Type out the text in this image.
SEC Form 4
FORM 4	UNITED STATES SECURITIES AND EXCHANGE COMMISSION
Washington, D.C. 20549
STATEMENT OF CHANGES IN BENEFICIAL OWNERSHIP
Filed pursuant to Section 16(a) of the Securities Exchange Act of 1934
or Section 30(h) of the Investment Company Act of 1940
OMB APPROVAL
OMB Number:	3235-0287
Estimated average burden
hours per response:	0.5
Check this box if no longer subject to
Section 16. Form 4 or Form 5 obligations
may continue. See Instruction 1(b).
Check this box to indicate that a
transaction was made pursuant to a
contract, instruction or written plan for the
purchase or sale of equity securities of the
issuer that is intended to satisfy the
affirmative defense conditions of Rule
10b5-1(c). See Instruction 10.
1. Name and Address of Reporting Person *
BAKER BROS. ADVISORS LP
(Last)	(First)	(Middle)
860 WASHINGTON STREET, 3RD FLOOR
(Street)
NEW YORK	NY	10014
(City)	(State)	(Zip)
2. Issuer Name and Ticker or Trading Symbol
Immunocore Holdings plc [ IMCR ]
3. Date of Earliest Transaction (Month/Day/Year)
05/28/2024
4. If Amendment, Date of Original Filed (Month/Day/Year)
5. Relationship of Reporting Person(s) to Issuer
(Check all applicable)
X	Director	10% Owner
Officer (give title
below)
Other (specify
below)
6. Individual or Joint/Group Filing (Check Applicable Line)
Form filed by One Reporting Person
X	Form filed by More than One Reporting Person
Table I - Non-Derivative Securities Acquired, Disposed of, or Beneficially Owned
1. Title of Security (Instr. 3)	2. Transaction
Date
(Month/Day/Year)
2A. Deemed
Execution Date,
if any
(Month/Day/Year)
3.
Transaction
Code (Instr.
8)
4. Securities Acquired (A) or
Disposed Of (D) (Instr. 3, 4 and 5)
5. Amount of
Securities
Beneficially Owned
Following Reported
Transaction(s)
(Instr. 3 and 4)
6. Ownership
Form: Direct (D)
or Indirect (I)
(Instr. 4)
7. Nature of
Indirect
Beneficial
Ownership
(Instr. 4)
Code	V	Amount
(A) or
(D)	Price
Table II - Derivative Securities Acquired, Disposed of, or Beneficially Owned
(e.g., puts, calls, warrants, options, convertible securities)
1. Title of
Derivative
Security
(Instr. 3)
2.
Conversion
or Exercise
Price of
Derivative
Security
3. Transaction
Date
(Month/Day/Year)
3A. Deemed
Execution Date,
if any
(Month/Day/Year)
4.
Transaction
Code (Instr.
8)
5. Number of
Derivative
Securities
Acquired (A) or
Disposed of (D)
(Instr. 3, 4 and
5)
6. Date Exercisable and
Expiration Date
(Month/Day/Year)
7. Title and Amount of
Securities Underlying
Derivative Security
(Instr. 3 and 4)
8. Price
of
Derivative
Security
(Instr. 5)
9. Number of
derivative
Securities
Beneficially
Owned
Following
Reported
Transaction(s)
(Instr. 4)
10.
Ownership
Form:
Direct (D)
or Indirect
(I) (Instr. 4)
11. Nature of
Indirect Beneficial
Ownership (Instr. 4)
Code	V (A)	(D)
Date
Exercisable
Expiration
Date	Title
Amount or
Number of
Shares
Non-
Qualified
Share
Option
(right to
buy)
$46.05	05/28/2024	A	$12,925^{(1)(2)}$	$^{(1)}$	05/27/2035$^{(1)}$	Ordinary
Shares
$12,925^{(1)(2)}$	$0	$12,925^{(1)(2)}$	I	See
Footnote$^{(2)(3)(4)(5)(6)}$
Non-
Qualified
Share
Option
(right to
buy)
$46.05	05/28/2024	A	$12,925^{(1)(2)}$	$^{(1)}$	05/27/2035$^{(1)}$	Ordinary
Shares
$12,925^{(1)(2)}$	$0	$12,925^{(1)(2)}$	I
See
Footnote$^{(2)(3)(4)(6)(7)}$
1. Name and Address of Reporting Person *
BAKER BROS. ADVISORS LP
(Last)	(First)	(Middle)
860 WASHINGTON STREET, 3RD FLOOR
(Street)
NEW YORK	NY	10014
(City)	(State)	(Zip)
++++++++++
- [JOB] Identify the lines above that contain the word "Reporting", then copy them.

- [EXERCISE ANSWER]
1. Name and Address of Reporting Person *
5. Relationship of Reporting Person(s) to Issuer
Form filed by One Reporting Person
X	Form filed by More than One Reporting Person
1. Name and Address of Reporting Person *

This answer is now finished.